WRITTEN PROBLEM
Transcribe the rows below verbatim, beginning with the first row and ending with the row that contains "post-time[interactable]: 13m —", including both.

DATASET CONTENT
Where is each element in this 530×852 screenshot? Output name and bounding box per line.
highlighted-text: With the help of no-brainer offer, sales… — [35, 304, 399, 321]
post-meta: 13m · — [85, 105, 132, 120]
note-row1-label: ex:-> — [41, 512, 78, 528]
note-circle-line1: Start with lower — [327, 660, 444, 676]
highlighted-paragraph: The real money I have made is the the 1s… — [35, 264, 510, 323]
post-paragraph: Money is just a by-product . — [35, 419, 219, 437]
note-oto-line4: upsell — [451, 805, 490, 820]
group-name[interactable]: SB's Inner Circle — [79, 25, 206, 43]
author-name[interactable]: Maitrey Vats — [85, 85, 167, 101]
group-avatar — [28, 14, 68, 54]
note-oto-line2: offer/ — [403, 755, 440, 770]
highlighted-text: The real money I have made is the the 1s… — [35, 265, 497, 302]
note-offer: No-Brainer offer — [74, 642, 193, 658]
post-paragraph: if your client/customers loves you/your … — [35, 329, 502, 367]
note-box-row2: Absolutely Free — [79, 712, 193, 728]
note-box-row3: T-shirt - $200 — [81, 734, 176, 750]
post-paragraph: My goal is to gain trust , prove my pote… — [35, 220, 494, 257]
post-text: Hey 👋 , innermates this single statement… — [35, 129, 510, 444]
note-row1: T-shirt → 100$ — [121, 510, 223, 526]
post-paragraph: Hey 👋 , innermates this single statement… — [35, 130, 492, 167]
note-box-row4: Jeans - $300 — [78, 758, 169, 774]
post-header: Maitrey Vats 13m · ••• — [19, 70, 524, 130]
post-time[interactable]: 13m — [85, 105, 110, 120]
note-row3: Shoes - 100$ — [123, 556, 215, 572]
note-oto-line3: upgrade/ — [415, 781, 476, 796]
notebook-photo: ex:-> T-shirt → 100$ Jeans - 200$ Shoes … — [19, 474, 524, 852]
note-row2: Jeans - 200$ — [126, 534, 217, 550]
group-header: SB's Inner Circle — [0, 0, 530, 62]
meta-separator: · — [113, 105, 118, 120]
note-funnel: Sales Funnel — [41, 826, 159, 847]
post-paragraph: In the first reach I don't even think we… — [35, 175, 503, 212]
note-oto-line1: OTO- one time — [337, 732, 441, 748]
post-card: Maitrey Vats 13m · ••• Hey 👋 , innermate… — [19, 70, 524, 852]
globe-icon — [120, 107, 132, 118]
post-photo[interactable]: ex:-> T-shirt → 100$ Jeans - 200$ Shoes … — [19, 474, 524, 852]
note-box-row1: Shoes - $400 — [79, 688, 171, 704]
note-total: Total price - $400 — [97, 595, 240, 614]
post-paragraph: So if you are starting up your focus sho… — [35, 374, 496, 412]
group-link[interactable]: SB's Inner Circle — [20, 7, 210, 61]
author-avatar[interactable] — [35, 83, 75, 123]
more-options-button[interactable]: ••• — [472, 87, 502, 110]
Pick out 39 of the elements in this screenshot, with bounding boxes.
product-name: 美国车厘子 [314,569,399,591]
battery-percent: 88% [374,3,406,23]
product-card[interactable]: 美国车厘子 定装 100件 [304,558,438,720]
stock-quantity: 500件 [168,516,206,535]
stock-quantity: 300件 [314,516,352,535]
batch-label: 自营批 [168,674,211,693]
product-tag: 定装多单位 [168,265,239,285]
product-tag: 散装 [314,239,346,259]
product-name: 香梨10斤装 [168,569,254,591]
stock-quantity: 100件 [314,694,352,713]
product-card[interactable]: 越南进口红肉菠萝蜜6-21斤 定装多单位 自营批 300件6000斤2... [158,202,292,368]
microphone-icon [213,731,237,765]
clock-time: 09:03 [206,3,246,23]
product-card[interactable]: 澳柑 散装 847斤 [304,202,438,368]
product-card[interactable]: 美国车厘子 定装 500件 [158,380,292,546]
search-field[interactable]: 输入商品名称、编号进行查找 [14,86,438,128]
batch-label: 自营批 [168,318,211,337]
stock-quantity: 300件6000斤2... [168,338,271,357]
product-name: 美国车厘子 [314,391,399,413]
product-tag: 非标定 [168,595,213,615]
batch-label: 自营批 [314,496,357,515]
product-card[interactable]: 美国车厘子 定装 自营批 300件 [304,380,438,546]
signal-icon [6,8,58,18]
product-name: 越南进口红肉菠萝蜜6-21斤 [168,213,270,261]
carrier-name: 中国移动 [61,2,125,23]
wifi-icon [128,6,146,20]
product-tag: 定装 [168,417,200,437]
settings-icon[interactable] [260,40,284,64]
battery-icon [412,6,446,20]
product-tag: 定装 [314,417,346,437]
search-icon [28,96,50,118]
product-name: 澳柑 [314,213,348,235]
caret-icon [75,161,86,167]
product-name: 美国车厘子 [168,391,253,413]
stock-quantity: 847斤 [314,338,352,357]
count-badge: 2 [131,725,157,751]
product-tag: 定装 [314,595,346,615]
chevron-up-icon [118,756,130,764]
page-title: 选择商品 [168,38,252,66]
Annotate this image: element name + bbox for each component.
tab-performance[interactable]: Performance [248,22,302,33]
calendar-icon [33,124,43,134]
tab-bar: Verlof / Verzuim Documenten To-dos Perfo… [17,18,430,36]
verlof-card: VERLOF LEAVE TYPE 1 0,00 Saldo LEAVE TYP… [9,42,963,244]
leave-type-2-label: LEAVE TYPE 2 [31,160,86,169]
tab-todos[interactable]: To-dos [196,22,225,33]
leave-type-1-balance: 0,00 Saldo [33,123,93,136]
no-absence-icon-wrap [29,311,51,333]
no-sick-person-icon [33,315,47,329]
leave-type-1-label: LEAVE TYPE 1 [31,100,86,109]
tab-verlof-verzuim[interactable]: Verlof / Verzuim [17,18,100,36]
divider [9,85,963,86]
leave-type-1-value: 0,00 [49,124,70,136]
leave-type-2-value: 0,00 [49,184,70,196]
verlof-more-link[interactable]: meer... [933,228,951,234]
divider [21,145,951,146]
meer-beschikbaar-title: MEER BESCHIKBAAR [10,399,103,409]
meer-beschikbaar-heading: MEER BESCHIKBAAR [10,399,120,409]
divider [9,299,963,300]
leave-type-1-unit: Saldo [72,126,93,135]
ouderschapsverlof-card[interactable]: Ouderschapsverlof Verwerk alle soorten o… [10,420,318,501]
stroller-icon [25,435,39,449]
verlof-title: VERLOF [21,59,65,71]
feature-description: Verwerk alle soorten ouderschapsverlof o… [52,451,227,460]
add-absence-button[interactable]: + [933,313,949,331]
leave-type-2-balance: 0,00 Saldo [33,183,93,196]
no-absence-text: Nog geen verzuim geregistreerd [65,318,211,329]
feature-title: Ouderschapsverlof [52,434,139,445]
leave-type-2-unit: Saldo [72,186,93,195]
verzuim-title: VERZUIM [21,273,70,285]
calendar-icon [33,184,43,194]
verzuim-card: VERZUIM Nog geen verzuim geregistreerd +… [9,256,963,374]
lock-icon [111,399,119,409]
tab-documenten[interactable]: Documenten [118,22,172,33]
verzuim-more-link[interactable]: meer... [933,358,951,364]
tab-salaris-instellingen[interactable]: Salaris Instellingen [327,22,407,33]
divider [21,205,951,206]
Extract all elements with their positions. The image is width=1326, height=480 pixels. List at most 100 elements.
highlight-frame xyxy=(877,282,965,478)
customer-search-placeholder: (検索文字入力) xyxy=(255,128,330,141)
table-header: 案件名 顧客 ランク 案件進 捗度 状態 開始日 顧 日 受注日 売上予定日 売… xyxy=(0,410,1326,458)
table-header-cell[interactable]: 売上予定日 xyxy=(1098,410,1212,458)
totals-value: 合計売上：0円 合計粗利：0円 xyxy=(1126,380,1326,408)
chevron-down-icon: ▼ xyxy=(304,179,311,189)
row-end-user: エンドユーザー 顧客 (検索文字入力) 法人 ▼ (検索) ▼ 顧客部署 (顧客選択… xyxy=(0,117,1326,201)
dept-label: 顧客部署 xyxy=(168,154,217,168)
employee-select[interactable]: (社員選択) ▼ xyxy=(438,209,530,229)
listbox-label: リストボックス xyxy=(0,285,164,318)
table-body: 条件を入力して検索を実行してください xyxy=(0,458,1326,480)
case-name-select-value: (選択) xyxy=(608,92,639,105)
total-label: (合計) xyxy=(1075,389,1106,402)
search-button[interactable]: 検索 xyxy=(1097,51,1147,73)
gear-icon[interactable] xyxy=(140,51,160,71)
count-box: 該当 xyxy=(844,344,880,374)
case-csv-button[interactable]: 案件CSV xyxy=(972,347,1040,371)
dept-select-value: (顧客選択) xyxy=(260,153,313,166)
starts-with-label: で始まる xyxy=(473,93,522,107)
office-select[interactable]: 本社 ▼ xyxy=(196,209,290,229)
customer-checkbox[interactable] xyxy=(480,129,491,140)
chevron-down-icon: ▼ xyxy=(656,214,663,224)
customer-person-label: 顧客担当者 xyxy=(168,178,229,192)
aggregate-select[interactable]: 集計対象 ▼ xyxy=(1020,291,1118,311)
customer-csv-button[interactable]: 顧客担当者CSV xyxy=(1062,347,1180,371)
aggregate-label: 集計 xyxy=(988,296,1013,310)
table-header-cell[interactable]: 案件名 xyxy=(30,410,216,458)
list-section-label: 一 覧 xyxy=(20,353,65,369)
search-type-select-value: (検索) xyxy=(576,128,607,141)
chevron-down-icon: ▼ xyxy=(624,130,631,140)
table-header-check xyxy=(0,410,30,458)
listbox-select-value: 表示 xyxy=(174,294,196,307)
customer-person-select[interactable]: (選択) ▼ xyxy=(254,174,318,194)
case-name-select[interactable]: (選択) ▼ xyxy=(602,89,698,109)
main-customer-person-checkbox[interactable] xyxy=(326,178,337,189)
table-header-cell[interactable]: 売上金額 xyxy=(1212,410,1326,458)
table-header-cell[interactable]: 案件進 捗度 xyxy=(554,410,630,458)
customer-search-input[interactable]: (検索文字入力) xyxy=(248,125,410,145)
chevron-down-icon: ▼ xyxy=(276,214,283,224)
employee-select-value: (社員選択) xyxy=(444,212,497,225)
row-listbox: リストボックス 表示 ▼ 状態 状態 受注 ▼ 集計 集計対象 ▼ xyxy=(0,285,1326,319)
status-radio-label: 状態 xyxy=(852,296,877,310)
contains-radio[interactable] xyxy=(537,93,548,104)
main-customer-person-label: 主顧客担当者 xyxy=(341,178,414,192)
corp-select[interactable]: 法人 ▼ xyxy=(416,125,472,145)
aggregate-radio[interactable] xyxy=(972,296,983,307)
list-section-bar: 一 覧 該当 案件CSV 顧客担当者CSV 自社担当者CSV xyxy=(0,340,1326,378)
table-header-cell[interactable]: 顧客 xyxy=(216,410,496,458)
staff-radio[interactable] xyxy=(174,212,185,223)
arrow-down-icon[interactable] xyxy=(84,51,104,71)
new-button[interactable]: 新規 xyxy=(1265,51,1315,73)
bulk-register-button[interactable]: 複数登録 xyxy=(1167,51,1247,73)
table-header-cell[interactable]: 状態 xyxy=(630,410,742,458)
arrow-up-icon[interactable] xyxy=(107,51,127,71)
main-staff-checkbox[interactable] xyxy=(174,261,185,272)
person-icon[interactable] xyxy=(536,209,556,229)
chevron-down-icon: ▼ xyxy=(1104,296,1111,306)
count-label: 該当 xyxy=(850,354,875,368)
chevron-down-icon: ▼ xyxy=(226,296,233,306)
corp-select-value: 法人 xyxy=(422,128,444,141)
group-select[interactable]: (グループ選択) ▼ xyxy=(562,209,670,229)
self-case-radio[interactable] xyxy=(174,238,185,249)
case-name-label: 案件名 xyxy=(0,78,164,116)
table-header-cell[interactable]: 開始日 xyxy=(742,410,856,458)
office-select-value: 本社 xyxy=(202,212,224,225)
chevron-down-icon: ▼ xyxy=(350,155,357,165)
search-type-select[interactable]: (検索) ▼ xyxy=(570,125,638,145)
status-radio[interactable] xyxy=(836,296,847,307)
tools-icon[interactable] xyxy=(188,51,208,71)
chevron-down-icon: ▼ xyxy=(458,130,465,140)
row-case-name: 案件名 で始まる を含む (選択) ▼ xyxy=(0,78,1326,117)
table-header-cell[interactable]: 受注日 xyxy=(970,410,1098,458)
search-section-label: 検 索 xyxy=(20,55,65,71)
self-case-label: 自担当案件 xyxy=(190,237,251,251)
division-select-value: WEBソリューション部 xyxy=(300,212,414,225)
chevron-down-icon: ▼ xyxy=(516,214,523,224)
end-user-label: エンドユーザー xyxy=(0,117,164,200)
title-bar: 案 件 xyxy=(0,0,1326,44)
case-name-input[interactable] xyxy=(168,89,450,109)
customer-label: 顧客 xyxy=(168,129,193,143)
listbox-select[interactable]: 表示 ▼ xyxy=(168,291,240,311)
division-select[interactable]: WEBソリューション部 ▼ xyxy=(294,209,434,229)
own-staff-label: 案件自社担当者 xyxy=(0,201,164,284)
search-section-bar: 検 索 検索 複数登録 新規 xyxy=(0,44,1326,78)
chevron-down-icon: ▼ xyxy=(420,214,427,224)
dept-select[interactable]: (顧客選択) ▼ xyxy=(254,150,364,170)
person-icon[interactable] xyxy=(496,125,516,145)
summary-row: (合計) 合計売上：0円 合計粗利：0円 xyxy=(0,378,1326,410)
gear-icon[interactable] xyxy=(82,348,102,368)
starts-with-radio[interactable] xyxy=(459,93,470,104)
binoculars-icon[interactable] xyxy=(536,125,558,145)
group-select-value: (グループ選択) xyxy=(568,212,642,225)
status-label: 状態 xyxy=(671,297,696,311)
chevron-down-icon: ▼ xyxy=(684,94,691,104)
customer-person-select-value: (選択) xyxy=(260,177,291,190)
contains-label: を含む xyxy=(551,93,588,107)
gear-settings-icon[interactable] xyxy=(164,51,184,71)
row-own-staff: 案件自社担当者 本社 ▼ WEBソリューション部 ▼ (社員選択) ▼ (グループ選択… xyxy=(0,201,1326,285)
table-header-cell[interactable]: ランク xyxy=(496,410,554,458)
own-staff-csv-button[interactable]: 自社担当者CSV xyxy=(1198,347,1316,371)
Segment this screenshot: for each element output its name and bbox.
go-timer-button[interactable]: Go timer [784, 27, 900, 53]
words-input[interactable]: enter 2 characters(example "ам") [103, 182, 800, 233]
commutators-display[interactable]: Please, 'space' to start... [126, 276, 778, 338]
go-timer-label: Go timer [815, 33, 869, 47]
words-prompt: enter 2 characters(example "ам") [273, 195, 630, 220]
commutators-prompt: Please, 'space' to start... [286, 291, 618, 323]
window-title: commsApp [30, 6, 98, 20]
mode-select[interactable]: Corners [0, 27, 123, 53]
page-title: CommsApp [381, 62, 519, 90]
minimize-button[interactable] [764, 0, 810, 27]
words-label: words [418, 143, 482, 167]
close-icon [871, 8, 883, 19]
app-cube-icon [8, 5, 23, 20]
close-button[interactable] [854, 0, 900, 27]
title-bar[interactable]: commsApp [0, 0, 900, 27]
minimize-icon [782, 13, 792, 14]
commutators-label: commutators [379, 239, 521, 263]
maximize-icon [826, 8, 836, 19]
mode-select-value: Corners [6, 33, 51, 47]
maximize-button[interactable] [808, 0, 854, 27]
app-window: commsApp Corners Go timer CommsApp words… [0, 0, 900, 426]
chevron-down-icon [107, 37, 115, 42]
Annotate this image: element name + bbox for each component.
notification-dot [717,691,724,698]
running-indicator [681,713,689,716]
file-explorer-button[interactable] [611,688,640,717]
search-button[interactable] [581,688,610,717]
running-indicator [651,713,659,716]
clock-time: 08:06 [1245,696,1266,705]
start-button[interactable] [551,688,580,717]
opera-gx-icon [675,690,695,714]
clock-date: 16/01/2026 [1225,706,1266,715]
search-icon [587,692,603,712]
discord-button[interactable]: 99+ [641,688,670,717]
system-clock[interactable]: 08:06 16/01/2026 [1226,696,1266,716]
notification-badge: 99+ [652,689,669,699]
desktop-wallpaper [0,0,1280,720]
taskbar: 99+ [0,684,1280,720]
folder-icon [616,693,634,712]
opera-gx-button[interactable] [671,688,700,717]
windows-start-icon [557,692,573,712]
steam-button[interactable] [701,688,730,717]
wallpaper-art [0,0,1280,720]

EXERCISE SOLUTION
Where is each element in this 530×852 screenshot? Output name and bounding box per line.
highlighted-text: With the help of no-brainer offer, sales… — [35, 304, 399, 321]
post-meta: 13m · — [85, 105, 132, 120]
note-row1-label: ex:-> — [41, 512, 78, 528]
note-circle-line1: Start with lower — [327, 660, 444, 676]
highlighted-paragraph: The real money I have made is the the 1s… — [35, 264, 510, 323]
post-paragraph: Money is just a by-product . — [35, 419, 219, 437]
note-oto-line4: upsell — [451, 805, 490, 820]
group-name[interactable]: SB's Inner Circle — [79, 25, 206, 43]
author-name[interactable]: Maitrey Vats — [85, 85, 167, 101]
group-avatar — [28, 14, 68, 54]
note-oto-line2: offer/ — [403, 755, 440, 770]
highlighted-text: The real money I have made is the the 1s… — [35, 265, 497, 302]
note-offer: No-Brainer offer — [74, 642, 193, 658]
post-paragraph: if your client/customers loves you/your … — [35, 329, 502, 367]
note-box-row2: Absolutely Free — [79, 712, 193, 728]
note-box-row3: T-shirt - $200 — [81, 734, 176, 750]
post-paragraph: My goal is to gain trust , prove my pote… — [35, 220, 494, 257]
post-text: Hey 👋 , innermates this single statement… — [35, 129, 510, 444]
note-row1: T-shirt → 100$ — [121, 510, 223, 526]
post-paragraph: Hey 👋 , innermates this single statement… — [35, 130, 492, 167]
note-box-row4: Jeans - $300 — [78, 758, 169, 774]
post-header: Maitrey Vats 13m · ••• — [19, 70, 524, 130]
post-time[interactable]: 13m — [85, 105, 110, 120]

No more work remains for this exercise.